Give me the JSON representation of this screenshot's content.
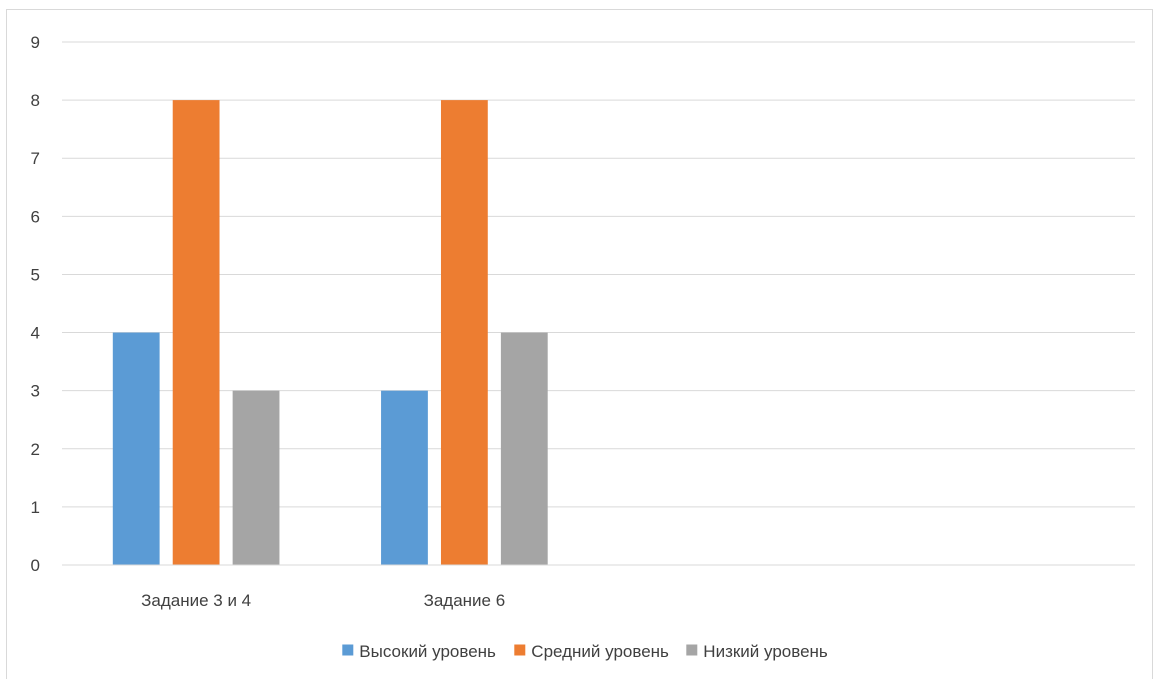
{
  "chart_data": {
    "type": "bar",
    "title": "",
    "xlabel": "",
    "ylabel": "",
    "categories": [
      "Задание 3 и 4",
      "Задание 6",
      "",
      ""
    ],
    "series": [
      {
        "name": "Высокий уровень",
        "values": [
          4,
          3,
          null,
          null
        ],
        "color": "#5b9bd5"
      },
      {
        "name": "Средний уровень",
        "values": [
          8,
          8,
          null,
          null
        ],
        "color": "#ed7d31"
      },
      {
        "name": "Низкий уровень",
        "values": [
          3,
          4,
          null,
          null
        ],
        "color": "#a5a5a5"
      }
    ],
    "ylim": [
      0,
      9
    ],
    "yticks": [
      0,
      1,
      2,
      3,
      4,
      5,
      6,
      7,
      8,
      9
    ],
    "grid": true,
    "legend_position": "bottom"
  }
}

-- -- --

Challenge –
Make an exact copy of the records shown above, without the pictures.

Output for this exercise –
Give me the JSON representation of this screenshot's content.
{
  "chart_data": {
    "type": "bar",
    "title": "",
    "xlabel": "",
    "ylabel": "",
    "categories": [
      "Задание 3 и 4",
      "Задание 6",
      "",
      ""
    ],
    "series": [
      {
        "name": "Высокий уровень",
        "values": [
          4,
          3,
          null,
          null
        ],
        "color": "#5b9bd5"
      },
      {
        "name": "Средний уровень",
        "values": [
          8,
          8,
          null,
          null
        ],
        "color": "#ed7d31"
      },
      {
        "name": "Низкий уровень",
        "values": [
          3,
          4,
          null,
          null
        ],
        "color": "#a5a5a5"
      }
    ],
    "ylim": [
      0,
      9
    ],
    "yticks": [
      0,
      1,
      2,
      3,
      4,
      5,
      6,
      7,
      8,
      9
    ],
    "grid": true,
    "legend_position": "bottom"
  }
}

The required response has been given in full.